(begin)
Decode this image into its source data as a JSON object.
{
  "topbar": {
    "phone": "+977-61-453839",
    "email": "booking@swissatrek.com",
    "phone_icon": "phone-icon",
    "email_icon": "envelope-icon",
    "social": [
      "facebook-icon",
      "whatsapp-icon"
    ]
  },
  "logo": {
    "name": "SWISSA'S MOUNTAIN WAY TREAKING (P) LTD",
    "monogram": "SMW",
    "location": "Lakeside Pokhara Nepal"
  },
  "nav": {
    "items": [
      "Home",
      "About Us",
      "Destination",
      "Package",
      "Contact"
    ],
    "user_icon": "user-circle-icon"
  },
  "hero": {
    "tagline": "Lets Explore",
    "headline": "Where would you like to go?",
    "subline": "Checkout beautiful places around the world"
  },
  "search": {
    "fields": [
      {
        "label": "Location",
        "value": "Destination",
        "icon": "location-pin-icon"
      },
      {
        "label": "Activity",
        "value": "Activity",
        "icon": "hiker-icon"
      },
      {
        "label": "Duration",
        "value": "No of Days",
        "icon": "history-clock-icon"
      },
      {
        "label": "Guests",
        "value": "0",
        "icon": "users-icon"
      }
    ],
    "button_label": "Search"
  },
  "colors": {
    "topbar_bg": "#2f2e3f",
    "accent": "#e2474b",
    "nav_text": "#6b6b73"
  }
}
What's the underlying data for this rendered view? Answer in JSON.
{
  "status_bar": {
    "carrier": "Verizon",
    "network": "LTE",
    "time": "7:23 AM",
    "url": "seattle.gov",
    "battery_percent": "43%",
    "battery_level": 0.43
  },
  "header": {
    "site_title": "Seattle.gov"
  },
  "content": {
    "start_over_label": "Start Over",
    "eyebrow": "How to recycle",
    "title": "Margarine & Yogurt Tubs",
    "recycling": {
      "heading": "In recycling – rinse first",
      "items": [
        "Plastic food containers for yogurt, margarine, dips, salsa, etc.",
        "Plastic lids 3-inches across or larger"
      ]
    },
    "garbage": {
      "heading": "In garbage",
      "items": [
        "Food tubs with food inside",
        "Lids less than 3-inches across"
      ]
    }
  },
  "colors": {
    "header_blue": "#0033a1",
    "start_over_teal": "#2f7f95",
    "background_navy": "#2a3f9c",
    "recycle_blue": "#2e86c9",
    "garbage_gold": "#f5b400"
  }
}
(end)
EXERCISE PROMPT:
Copy every line of the entries above in which "heading" occurs.

RESULT OF THIS EXERCISE:
      "heading": "In recycling – rinse first",
      "heading": "In garbage",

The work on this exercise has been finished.